WHAT THE TASK REQUIRES
Count every line in the entries that follow where the word "subs" appears, then state only the total.

DATA IN THIS EXERCISE
......
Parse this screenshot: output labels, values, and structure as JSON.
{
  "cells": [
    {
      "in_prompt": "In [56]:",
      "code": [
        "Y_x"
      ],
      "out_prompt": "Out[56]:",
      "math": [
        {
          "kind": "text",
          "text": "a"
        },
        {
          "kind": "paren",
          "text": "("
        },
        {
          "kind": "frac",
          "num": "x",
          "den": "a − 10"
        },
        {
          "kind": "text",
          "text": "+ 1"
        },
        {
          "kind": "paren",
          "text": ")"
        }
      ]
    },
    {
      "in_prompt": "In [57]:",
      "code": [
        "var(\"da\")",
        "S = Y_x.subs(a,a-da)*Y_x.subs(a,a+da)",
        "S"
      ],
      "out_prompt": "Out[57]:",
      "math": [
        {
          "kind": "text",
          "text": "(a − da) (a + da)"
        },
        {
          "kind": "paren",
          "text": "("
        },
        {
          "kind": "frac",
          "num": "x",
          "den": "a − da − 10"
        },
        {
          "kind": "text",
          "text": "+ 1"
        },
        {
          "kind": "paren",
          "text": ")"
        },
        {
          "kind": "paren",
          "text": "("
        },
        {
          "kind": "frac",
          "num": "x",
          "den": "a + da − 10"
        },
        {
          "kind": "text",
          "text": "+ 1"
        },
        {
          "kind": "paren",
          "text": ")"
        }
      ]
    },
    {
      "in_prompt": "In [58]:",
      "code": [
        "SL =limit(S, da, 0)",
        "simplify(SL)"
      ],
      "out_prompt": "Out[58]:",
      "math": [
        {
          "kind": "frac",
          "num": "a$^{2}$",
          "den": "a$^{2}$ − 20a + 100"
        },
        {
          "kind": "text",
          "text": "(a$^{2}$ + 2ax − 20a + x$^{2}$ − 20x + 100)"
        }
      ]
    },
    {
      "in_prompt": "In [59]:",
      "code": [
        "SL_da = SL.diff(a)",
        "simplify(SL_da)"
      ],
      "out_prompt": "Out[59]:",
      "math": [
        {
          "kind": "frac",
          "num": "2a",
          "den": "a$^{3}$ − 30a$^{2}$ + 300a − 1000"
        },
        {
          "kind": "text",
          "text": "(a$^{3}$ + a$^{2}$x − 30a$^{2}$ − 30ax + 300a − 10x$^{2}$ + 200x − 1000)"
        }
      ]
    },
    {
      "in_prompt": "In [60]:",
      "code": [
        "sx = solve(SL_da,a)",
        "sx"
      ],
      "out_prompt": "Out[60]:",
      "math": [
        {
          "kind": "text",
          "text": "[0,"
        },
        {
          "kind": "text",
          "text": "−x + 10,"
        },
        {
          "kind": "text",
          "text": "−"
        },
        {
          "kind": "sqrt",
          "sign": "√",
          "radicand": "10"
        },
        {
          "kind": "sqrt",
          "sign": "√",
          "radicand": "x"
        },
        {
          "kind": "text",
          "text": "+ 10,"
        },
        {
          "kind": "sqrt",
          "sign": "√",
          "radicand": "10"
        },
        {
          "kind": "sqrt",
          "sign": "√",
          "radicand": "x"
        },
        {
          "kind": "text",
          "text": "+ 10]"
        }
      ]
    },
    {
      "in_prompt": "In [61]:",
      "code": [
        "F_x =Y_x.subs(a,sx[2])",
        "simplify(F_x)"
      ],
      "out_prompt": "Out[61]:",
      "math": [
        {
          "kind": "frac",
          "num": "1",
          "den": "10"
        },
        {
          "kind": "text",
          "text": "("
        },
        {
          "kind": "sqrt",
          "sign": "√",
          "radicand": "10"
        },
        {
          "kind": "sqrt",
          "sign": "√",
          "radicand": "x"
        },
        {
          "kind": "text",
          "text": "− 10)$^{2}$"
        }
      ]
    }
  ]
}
......
EXERCISE ANSWER
2